## [Provided passage]
[START]

Friday, August 22, 2008

you as a sound just as silent as none

i finished writing a play today.

i can't be entirely sure it's a fantastic piece, but i can say it's a start, it's a step in the right direction towards becoming a writer again, or fulfilling my personal duties as a so-called writer. not to discredit this blog, which truly has become my most heartfelt project at the moment. but there's something to be said for this deep introspection and subsequent shoveling of emotions onto the page.

you begin to get a little lost in yourself after a while.

before i left new york--and this could be redundant, really--i became very focused on me. (i know, my god, we get it.) what i mean is that i stopped reading any fiction, stopped writing anything altogether that did not have to do with personal growth. it seemed everything i was doing, my entire life, was twinged with this hunger for reclamation and reinvention of myself. and quietly, without any fanfare or drama, i'd say, it was this thing i did to and with myself. i think i'm reiterating this point a bit now because i miss that so desperately, this sense of climbing up a mountain in great leaps and bounds.

i had something of a mini-crisis--or a rather, it came to a head, or at least a shoulder--the other day. i had gone for a walk to see the royal botanical gardens, but i stopped in a fairly mundane park probably a quarter of a mile from the actual gardens. i just needed a park, really. i missed central park at that moment, the great meandering expanse of it, the "unmissableness" of it, in that i always knew how to get there, and where in the park i wanted to be. i'd spent a number of hours there during the past summer, eventually often in the same spot, by the same tree on cedar hill, which i loved. it was wide-open and yet close enough to be among people. still, everyone kept to themselves, and there were no frisbees or baseballs to dodge, and there were trees and curves in the hill. so much character, so many spots to claim as your own.

[END]

## [Provided material]
[START]

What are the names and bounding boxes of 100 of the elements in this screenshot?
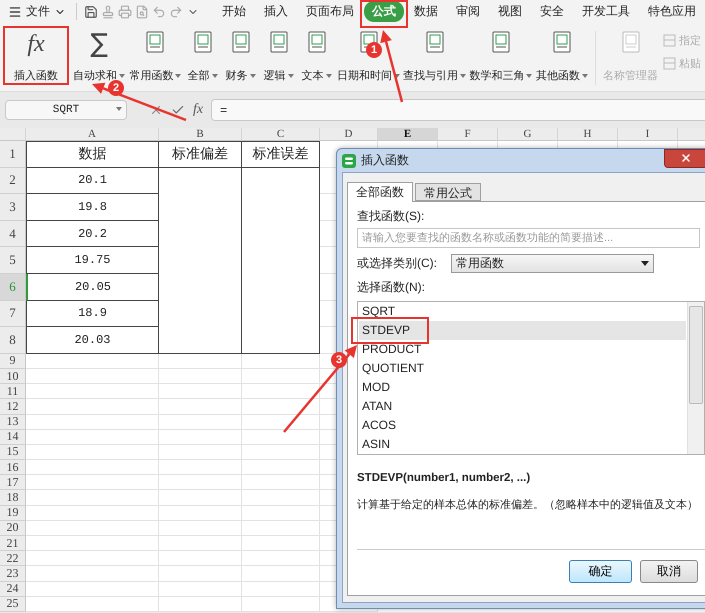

[END]

## [Given instruction]
In the blog post, at what spot in Central Park did the writer often end up during the past summer?

## [Written reply]
By the same tree on Cedar Hill.